=== Supplied records ===

========================================

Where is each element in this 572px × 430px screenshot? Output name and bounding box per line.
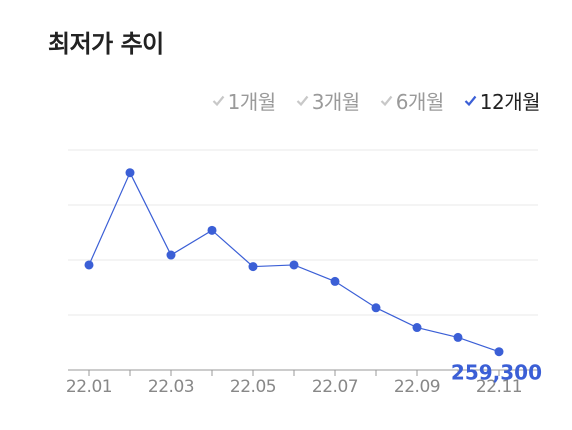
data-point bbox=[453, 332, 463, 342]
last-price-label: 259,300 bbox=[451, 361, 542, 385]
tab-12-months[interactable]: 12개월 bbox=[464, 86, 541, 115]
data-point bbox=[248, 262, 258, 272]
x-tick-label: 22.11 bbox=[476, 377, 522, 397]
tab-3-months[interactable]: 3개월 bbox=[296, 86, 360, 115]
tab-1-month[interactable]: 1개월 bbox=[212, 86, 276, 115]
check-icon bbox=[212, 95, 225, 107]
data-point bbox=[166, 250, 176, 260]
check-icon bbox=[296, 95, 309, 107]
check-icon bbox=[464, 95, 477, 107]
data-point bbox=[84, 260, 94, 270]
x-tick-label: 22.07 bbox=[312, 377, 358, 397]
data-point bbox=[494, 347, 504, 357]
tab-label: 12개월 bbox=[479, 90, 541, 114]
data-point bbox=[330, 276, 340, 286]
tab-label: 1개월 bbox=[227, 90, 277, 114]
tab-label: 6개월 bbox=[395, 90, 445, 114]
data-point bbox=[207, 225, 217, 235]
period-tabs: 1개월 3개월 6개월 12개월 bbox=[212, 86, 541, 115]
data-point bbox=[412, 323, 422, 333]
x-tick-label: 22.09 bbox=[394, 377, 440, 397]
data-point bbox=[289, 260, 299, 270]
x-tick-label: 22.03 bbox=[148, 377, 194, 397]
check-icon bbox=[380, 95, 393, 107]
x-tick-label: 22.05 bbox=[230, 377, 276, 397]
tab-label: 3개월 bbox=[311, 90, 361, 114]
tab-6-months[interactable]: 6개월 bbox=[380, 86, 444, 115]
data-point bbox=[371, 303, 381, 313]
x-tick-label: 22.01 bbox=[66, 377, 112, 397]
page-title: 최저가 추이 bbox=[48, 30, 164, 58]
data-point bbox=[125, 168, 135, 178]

========================================

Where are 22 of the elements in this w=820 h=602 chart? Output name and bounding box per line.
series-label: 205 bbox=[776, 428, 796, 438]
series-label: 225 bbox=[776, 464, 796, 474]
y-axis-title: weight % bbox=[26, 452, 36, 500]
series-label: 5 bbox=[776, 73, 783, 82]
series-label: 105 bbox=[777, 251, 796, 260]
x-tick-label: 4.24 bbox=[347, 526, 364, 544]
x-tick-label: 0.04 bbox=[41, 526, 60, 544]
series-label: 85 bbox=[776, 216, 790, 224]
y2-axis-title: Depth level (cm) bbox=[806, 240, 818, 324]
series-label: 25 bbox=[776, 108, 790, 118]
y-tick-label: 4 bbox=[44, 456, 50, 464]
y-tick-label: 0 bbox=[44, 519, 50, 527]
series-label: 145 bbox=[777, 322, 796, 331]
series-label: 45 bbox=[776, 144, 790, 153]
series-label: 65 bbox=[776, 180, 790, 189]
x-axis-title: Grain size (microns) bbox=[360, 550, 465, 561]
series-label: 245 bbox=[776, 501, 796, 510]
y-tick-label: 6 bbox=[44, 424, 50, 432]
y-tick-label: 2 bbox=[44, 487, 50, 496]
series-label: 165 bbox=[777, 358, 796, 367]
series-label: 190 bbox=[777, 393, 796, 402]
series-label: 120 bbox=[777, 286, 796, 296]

========================================

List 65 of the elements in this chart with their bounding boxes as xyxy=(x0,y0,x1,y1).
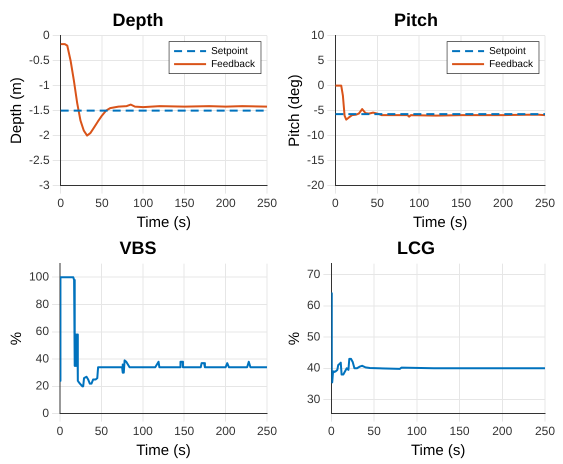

========================================

=== The request ===
Render the material between the lines holding "Where is each" and "data-point bbox=[125, 168, 135, 178]", inclusive, as a two-column CSV headed input and output. Give one row per input with its output, put each in a single quoted field with line breaks turned into spaces, and leave the pictures out.

=== Response below ===
input,output
"Where is each element in this 572px × 430px screenshot? Output name and bounding box per line.","data-point bbox=[453, 332, 463, 342] last-price-label: 259,300 bbox=[451, 361, 542, 385] tab-12-months[interactable]: 12개월 bbox=[464, 86, 541, 115] data-point bbox=[248, 262, 258, 272] x-tick-label: 22.11 bbox=[476, 377, 522, 397] tab-3-months[interactable]: 3개월 bbox=[296, 86, 360, 115] tab-1-month[interactable]: 1개월 bbox=[212, 86, 276, 115] check-icon bbox=[212, 95, 225, 107] data-point bbox=[166, 250, 176, 260] check-icon bbox=[296, 95, 309, 107] check-icon bbox=[464, 95, 477, 107] data-point bbox=[84, 260, 94, 270] x-tick-label: 22.07 bbox=[312, 377, 358, 397] data-point bbox=[494, 347, 504, 357] tab-label: 12개월 bbox=[479, 90, 541, 114] data-point bbox=[330, 276, 340, 286] tab-label: 1개월 bbox=[227, 90, 277, 114] tab-label: 6개월 bbox=[395, 90, 445, 114] data-point bbox=[207, 225, 217, 235] period-tabs: 1개월 3개월 6개월 12개월 bbox=[212, 86, 541, 115] data-point bbox=[412, 323, 422, 333] x-tick-label: 22.09 bbox=[394, 377, 440, 397] data-point bbox=[289, 260, 299, 270] x-tick-label: 22.03 bbox=[148, 377, 194, 397] check-icon bbox=[380, 95, 393, 107] x-tick-label: 22.05 bbox=[230, 377, 276, 397] tab-label: 3개월 bbox=[311, 90, 361, 114] tab-6-months[interactable]: 6개월 bbox=[380, 86, 444, 115] data-point bbox=[371, 303, 381, 313] x-tick-label: 22.01 bbox=[66, 377, 112, 397] page-title: 최저가 추이 bbox=[48, 30, 164, 58] data-point bbox=[125, 168, 135, 178]"